The exercise:
The records that follow must be reproduced in full, exactly as written.
----
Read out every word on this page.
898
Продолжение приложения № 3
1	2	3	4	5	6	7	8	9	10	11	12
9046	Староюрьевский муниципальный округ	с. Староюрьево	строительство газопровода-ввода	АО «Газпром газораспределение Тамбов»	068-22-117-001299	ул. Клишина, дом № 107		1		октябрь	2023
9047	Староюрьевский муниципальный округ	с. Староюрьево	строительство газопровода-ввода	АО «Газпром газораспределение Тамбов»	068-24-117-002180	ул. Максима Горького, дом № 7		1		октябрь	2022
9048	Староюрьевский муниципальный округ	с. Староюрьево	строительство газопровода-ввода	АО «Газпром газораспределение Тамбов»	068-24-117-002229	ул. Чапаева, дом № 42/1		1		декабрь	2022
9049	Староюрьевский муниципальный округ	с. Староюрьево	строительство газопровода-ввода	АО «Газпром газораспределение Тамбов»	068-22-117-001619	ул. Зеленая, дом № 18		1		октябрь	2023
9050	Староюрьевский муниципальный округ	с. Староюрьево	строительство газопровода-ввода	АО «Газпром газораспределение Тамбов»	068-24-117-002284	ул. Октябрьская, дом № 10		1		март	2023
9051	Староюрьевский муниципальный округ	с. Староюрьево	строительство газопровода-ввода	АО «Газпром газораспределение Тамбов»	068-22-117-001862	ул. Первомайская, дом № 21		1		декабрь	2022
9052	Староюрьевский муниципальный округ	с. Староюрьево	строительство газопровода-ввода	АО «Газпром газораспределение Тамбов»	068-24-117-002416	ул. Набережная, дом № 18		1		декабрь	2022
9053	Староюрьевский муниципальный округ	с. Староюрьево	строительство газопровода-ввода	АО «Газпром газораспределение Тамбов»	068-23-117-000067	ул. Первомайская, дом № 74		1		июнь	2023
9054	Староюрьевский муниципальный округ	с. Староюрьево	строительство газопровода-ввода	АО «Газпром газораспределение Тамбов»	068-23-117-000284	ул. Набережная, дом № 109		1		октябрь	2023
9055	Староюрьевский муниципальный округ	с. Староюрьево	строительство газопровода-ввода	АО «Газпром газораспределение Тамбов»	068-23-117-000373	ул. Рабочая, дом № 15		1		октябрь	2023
----
Complete output:
Read out every word on this page.
898
Продолжение приложения № 3
1	2	3	4	5	6	7	8	9	10	11	12
9046	Староюрьевский муниципальный округ	с. Староюрьево	строительство газопровода-ввода	АО «Газпром газораспределение Тамбов»	068-22-117-001299	ул. Клишина, дом № 107		1		октябрь	2023
9047	Староюрьевский муниципальный округ	с. Староюрьево	строительство газопровода-ввода	АО «Газпром газораспределение Тамбов»	068-24-117-002180	ул. Максима Горького, дом № 7		1		октябрь	2022
9048	Староюрьевский муниципальный округ	с. Староюрьево	строительство газопровода-ввода	АО «Газпром газораспределение Тамбов»	068-24-117-002229	ул. Чапаева, дом № 42/1		1		декабрь	2022
9049	Староюрьевский муниципальный округ	с. Староюрьево	строительство газопровода-ввода	АО «Газпром газораспределение Тамбов»	068-22-117-001619	ул. Зеленая, дом № 18		1		октябрь	2023
9050	Староюрьевский муниципальный округ	с. Староюрьево	строительство газопровода-ввода	АО «Газпром газораспределение Тамбов»	068-24-117-002284	ул. Октябрьская, дом № 10		1		март	2023
9051	Староюрьевский муниципальный округ	с. Староюрьево	строительство газопровода-ввода	АО «Газпром газораспределение Тамбов»	068-22-117-001862	ул. Первомайская, дом № 21		1		декабрь	2022
9052	Староюрьевский муниципальный округ	с. Староюрьево	строительство газопровода-ввода	АО «Газпром газораспределение Тамбов»	068-24-117-002416	ул. Набережная, дом № 18		1		декабрь	2022
9053	Староюрьевский муниципальный округ	с. Староюрьево	строительство газопровода-ввода	АО «Газпром газораспределение Тамбов»	068-23-117-000067	ул. Первомайская, дом № 74		1		июнь	2023
9054	Староюрьевский муниципальный округ	с. Староюрьево	строительство газопровода-ввода	АО «Газпром газораспределение Тамбов»	068-23-117-000284	ул. Набережная, дом № 109		1		октябрь	2023
9055	Староюрьевский муниципальный округ	с. Староюрьево	строительство газопровода-ввода	АО «Газпром газораспределение Тамбов»	068-23-117-000373	ул. Рабочая, дом № 15		1		октябрь	2023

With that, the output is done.